# Work to be completed
Copy every line from the records below that holds the word "höchsten".

# Exercise inputs
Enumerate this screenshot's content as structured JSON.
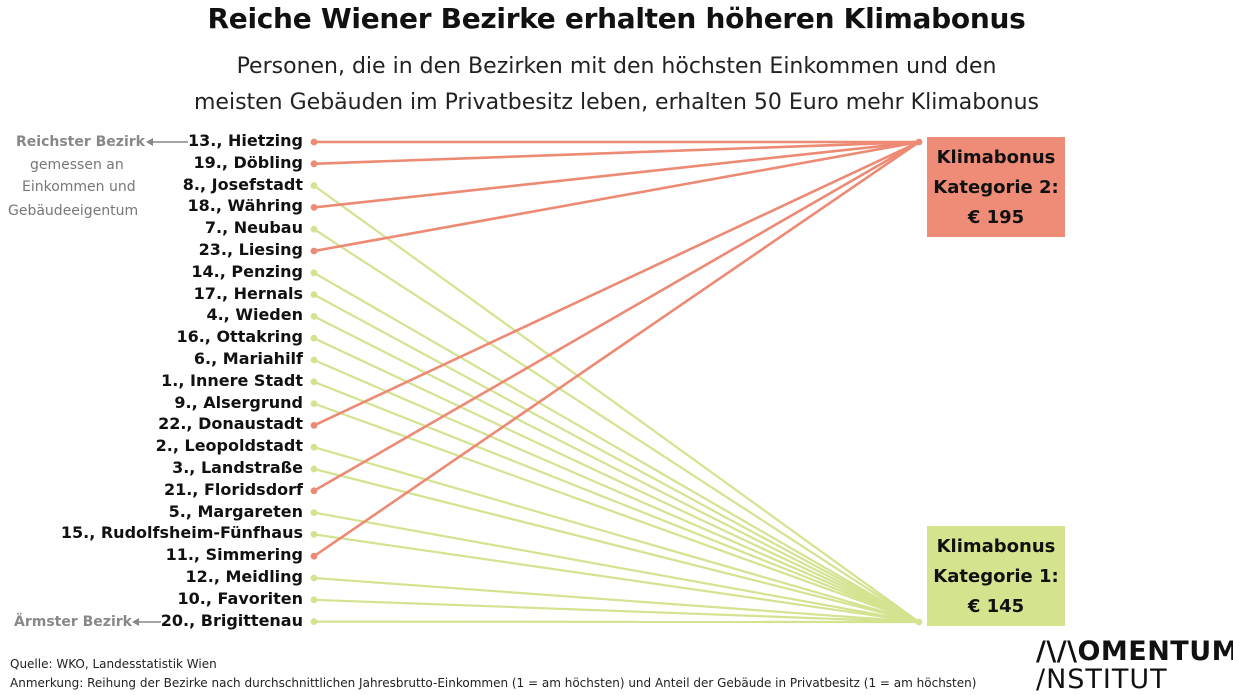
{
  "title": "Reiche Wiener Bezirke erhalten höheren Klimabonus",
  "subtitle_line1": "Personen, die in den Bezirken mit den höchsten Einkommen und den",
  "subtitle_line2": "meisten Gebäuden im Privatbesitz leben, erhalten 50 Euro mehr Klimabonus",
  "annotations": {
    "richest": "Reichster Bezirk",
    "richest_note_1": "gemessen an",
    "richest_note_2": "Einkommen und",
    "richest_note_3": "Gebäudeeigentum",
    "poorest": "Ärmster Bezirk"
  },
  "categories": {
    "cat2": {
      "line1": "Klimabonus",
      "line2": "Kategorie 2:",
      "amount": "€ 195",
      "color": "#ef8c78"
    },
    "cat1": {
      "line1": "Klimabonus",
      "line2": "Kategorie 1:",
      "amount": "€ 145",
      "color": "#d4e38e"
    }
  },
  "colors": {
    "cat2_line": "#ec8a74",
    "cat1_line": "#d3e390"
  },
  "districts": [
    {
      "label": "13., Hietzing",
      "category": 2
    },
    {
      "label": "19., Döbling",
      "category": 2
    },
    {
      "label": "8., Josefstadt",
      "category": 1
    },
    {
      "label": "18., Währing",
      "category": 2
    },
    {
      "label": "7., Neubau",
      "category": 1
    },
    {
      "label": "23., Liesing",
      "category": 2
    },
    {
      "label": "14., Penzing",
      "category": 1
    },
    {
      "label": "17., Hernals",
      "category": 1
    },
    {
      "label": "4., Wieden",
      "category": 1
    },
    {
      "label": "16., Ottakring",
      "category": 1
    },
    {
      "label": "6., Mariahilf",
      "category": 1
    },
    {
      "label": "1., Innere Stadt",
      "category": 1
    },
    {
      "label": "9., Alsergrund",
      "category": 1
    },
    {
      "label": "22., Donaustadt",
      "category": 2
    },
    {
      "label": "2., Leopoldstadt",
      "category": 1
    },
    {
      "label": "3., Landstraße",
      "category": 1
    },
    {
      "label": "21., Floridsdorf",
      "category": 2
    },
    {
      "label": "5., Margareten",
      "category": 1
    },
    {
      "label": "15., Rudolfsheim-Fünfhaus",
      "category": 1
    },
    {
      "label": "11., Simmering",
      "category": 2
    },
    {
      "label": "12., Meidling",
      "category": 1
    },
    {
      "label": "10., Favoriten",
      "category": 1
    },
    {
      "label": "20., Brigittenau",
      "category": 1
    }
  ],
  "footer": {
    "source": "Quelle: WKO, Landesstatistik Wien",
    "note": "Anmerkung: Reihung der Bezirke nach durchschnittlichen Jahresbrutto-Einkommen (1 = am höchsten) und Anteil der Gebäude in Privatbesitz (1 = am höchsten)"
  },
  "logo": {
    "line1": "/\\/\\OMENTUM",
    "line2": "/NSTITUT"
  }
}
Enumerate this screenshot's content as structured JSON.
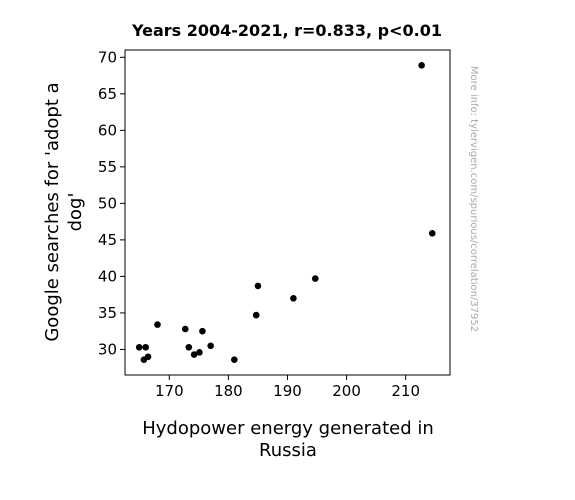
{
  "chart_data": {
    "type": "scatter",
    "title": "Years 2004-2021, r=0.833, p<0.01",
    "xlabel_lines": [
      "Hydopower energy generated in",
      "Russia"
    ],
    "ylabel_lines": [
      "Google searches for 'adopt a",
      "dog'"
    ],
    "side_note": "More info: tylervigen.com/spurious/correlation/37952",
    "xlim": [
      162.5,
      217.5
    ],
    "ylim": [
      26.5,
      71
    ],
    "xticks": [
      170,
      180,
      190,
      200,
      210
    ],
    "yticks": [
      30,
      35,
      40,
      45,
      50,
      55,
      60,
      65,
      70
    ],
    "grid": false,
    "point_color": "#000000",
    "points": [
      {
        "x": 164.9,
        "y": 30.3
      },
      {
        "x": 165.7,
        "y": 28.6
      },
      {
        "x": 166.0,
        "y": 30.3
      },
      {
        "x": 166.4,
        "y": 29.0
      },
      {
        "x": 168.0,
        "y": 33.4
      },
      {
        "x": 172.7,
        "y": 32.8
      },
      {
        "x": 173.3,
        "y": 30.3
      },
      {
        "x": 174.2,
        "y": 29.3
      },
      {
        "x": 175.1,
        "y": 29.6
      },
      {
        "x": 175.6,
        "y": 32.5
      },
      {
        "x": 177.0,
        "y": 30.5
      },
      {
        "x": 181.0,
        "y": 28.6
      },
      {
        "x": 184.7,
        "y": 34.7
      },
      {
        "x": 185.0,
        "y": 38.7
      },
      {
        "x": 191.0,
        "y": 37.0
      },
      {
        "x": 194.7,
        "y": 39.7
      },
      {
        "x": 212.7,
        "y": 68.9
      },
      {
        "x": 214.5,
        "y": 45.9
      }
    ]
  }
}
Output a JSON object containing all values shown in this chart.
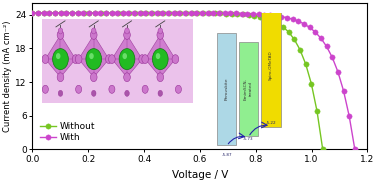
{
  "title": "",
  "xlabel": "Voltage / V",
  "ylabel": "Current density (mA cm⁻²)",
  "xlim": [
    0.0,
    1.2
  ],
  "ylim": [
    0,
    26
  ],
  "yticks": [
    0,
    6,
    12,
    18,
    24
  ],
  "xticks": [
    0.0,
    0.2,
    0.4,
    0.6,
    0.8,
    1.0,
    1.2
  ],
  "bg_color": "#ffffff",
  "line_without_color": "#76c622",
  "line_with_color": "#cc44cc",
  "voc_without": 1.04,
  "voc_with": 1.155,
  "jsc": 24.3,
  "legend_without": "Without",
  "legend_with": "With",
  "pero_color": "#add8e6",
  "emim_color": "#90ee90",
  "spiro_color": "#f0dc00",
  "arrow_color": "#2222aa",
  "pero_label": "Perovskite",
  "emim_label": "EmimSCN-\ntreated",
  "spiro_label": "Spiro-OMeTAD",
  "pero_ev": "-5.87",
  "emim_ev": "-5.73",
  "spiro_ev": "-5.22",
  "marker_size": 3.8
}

# Worked solution
  "subtitle_line1": "Personen, die in den Bezirken mit den höchsten Einkommen und den",
    "note": "Anmerkung: Reihung der Bezirke nach durchschnittlichen Jahresbrutto-Einkommen (1 = am höchsten) und Anteil der Gebäude in Privatbesitz (1 = am höchsten)"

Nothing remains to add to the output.